(Stored data)
• • • •
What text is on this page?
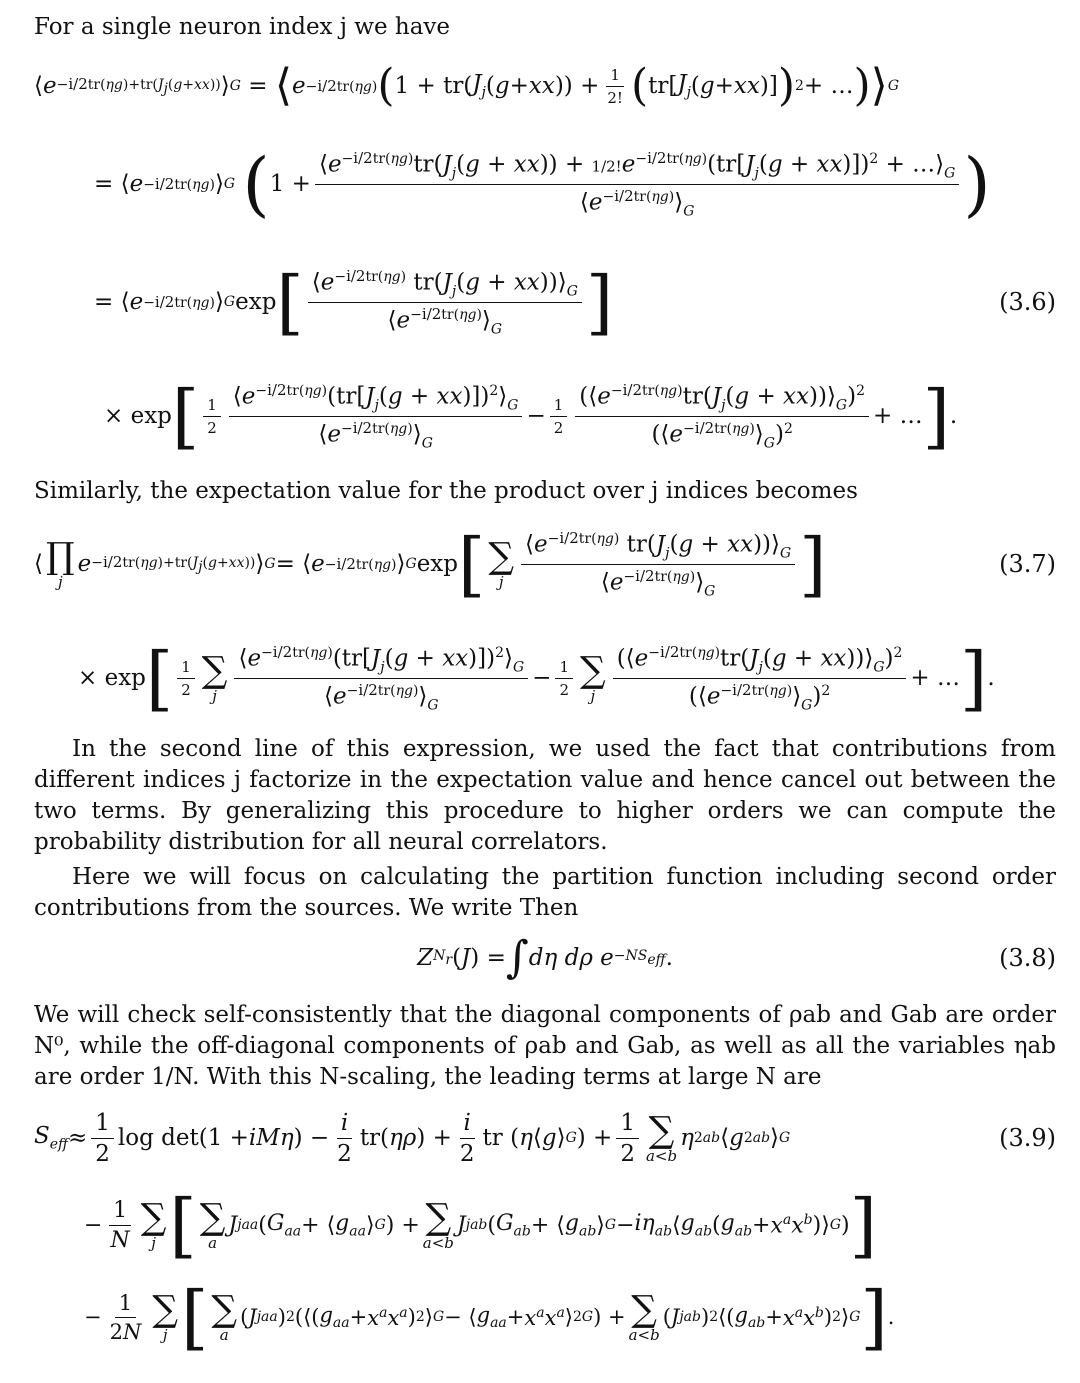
For a single neuron index j we have
⟨ $e -i/2tr(\eta g)+tr(J_j(g+xx))$ ⟩ G = ⟨ e −i/2tr(ηg) ( 1 + tr( $J_j$ ( g + xx )) + $\frac{1}{2!}$ ( tr[ $J_j$ ( g + xx )] ) 2 + … ) ⟩ G
= ⟨ e −i/2tr(ηg) ⟩ G
( 1 +
$⟨e^{-i/2tr(\eta g)}tr(J_j(g + xx)) + 1/2!e^{-i/2tr(\eta g)}(tr[J_j(g + xx)])^2$ + $\dots⟩_G$
$⟨e^{-i/2tr(\eta g)}⟩_G$	)
= ⟨ e −i/2tr(ηg) ⟩ G exp [ $\frac{⟨e^{-i/2tr(\eta g)} tr(J_j(g + xx))⟩_G}{⟨e^{-i/2tr(\eta g)}⟩_G}$ ]	(3.6)
× exp [ $\frac{1}{2} \frac{⟨e^{-i/2tr(\eta g)}(tr[J_j(g + xx)])^2⟩_G}{⟨e^{-i/2tr(\eta g)}⟩_G} - \frac{1}{2} \frac{(⟨e^{-i/2tr(\eta g)}tr(J_j(g + xx))⟩_G)^2}{(⟨e^{-i/2tr(\eta g)}⟩_G)^2}$ + … ] .
Similarly, the expectation value for the product over j indices becomes
⟨ ∏
j
$e -i/2tr(\eta g)+tr(J_j(g+xx))$ ⟩ G = ⟨ e −i/2tr(ηg) ⟩ G exp [ ∑
j $\frac{⟨e^{-i/2tr(\eta g)} tr(J_j(g + xx))⟩_G}{⟨e^{-i/2tr(\eta g)}⟩_G}$ ]	(3.7)
× exp [ $\frac{1}{2}$ ∑
j $\frac{⟨e^{-i/2tr(\eta g)}(tr[J_j(g + xx)])^2⟩_G}{⟨e^{-i/2tr(\eta g)}⟩_G} - \frac{1}{2}$ ∑
j $\frac{(⟨e^{-i/2tr(\eta g)}tr(J_j(g + xx))⟩_G)^2}{(⟨e^{-i/2tr(\eta g)}⟩_G)^2}$ + … ] .
In the second line of this expression, we used the fact that contributions from different indices j factorize in the expectation value and hence cancel out between the two terms. By generalizing this procedure to higher orders we can compute the probability distribution for all neural correlators.
Here we will focus on calculating the partition function including second order contributions from the sources. We write Then
Z $N_r$ ( J ) = ∫ dη dρ $e -NS_{eff}$ .	(3.8)
We will check self-consistently that the diagonal components of ρab and Gab are order N⁰, while the off-diagonal components of ρab and Gab, as well as all the variables ηab are order 1/N. With this N-scaling, the leading terms at large N are
$S_{eff} \approx \frac{1}{2}$ log det(1 + iMη ) − $\frac{i}{2} tr$( ηρ ) + $\frac{i}{2}$ tr ( η ⟨ g ⟩ G ) + $\frac{1}{2}$ ∑
a<b
η 2 ab ⟨ g 2 ab ⟩ G	(3.9)
− $\frac{1}{N}$ ∑
j [ ∑
a
J j aa ( $G_{aa}$ + ⟨ $g_{aa}$ ⟩ G ) + ∑
a<b
J j ab ( $G_{ab}$ + ⟨ $g_{ab}$ ⟩ $G - i\eta_{ab}$ ⟨ $g_{ab}$ ( $g_{ab} + x^ax^b$ )⟩ G ) ]
− $\frac{1}{2N}$ ∑
j [ ∑
a
( J j aa ) 2 (⟨( $g_{aa} + x^ax^a$ ) 2 ⟩ G − ⟨ $g_{aa} + x^ax^a$ ⟩ 2 G ) + ∑
a<b
( J j ab ) 2 ⟨( $g_{ab} + x^ax^b$ ) 2 ⟩ G ] .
• • • •
**THE REQUEST**: Omit the images and transcribe all of the records above word for word.

**ANSWER TO THE EXERCISE**:
What text is on this page?
For a single neuron index j we have
⟨ $e -i/2tr(\eta g)+tr(J_j(g+xx))$ ⟩ G = ⟨ e −i/2tr(ηg) ( 1 + tr( $J_j$ ( g + xx )) + $\frac{1}{2!}$ ( tr[ $J_j$ ( g + xx )] ) 2 + … ) ⟩ G
= ⟨ e −i/2tr(ηg) ⟩ G
( 1 +
$⟨e^{-i/2tr(\eta g)}tr(J_j(g + xx)) + 1/2!e^{-i/2tr(\eta g)}(tr[J_j(g + xx)])^2$ + $\dots⟩_G$
$⟨e^{-i/2tr(\eta g)}⟩_G$	)
= ⟨ e −i/2tr(ηg) ⟩ G exp [ $\frac{⟨e^{-i/2tr(\eta g)} tr(J_j(g + xx))⟩_G}{⟨e^{-i/2tr(\eta g)}⟩_G}$ ]	(3.6)
× exp [ $\frac{1}{2} \frac{⟨e^{-i/2tr(\eta g)}(tr[J_j(g + xx)])^2⟩_G}{⟨e^{-i/2tr(\eta g)}⟩_G} - \frac{1}{2} \frac{(⟨e^{-i/2tr(\eta g)}tr(J_j(g + xx))⟩_G)^2}{(⟨e^{-i/2tr(\eta g)}⟩_G)^2}$ + … ] .
Similarly, the expectation value for the product over j indices becomes
⟨ ∏
j
$e -i/2tr(\eta g)+tr(J_j(g+xx))$ ⟩ G = ⟨ e −i/2tr(ηg) ⟩ G exp [ ∑
j $\frac{⟨e^{-i/2tr(\eta g)} tr(J_j(g + xx))⟩_G}{⟨e^{-i/2tr(\eta g)}⟩_G}$ ]	(3.7)
× exp [ $\frac{1}{2}$ ∑
j $\frac{⟨e^{-i/2tr(\eta g)}(tr[J_j(g + xx)])^2⟩_G}{⟨e^{-i/2tr(\eta g)}⟩_G} - \frac{1}{2}$ ∑
j $\frac{(⟨e^{-i/2tr(\eta g)}tr(J_j(g + xx))⟩_G)^2}{(⟨e^{-i/2tr(\eta g)}⟩_G)^2}$ + … ] .
In the second line of this expression, we used the fact that contributions from different indices j factorize in the expectation value and hence cancel out between the two terms. By generalizing this procedure to higher orders we can compute the probability distribution for all neural correlators.
Here we will focus on calculating the partition function including second order contributions from the sources. We write Then
Z $N_r$ ( J ) = ∫ dη dρ $e -NS_{eff}$ .	(3.8)
We will check self-consistently that the diagonal components of ρab and Gab are order N⁰, while the off-diagonal components of ρab and Gab, as well as all the variables ηab are order 1/N. With this N-scaling, the leading terms at large N are
$S_{eff} \approx \frac{1}{2}$ log det(1 + iMη ) − $\frac{i}{2} tr$( ηρ ) + $\frac{i}{2}$ tr ( η ⟨ g ⟩ G ) + $\frac{1}{2}$ ∑
a<b
η 2 ab ⟨ g 2 ab ⟩ G	(3.9)
− $\frac{1}{N}$ ∑
j [ ∑
a
J j aa ( $G_{aa}$ + ⟨ $g_{aa}$ ⟩ G ) + ∑
a<b
J j ab ( $G_{ab}$ + ⟨ $g_{ab}$ ⟩ $G - i\eta_{ab}$ ⟨ $g_{ab}$ ( $g_{ab} + x^ax^b$ )⟩ G ) ]
− $\frac{1}{2N}$ ∑
j [ ∑
a
( J j aa ) 2 (⟨( $g_{aa} + x^ax^a$ ) 2 ⟩ G − ⟨ $g_{aa} + x^ax^a$ ⟩ 2 G ) + ∑
a<b
( J j ab ) 2 ⟨( $g_{ab} + x^ax^b$ ) 2 ⟩ G ] .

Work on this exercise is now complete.